▶ To be done: Find the string "members" and gather every line that holds it.

[start Given information]

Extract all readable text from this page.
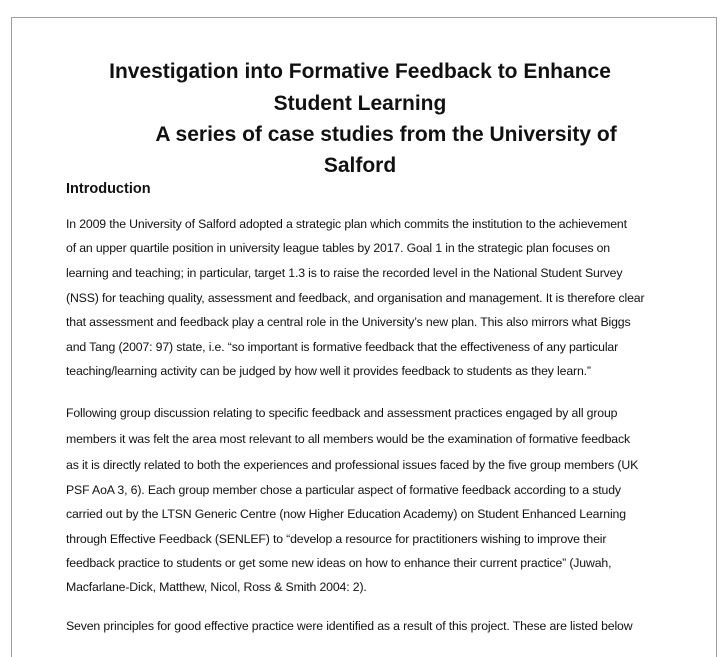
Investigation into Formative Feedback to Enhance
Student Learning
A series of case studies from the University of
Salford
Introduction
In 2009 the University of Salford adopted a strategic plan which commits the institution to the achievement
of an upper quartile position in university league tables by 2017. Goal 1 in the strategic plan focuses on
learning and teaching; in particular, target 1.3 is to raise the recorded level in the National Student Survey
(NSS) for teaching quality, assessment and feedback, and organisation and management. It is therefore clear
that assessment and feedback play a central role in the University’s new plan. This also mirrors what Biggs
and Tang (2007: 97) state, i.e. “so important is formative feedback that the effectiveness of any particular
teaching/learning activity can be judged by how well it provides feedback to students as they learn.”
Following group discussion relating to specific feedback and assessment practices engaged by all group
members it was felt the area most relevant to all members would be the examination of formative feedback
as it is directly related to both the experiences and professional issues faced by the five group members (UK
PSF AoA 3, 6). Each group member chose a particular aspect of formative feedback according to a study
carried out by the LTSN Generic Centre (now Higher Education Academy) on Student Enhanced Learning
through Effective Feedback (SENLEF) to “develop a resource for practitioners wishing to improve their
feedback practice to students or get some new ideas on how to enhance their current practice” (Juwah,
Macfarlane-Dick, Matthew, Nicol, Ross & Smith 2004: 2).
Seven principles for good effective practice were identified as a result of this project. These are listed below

[end Given information]
[start Given information]

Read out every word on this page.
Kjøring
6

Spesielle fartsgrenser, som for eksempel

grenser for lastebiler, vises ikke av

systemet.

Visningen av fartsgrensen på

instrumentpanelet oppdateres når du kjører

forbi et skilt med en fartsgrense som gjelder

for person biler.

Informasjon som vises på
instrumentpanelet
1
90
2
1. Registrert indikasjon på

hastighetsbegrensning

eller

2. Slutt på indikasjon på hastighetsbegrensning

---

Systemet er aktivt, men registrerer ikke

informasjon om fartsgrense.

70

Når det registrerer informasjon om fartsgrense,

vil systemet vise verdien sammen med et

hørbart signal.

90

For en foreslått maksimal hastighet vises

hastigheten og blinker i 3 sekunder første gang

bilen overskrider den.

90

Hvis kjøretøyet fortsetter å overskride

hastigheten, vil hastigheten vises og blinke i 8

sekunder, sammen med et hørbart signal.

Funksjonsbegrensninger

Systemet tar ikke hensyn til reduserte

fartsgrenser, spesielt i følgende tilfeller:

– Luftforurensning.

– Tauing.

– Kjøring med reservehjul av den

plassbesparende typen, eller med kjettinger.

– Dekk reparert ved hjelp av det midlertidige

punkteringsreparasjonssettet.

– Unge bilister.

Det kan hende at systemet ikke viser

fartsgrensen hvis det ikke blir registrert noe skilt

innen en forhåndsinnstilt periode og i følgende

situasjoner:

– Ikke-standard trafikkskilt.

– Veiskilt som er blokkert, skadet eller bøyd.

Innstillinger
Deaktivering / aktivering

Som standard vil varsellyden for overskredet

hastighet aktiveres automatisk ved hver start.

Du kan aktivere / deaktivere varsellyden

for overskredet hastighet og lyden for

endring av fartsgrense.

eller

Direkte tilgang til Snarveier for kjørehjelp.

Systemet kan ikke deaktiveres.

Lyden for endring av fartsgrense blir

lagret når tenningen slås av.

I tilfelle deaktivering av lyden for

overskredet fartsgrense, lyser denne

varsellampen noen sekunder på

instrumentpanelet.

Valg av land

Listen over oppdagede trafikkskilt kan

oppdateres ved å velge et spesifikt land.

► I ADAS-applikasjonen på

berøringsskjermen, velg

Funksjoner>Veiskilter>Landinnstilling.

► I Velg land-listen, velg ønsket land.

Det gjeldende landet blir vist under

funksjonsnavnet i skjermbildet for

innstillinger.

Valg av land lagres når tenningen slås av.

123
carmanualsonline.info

[end Given information]

▶ Task answer:
members it was felt the area most relevant to all members would be the examination of formative feedback
as it is directly related to both the experiences and professional issues faced by the five group members (UK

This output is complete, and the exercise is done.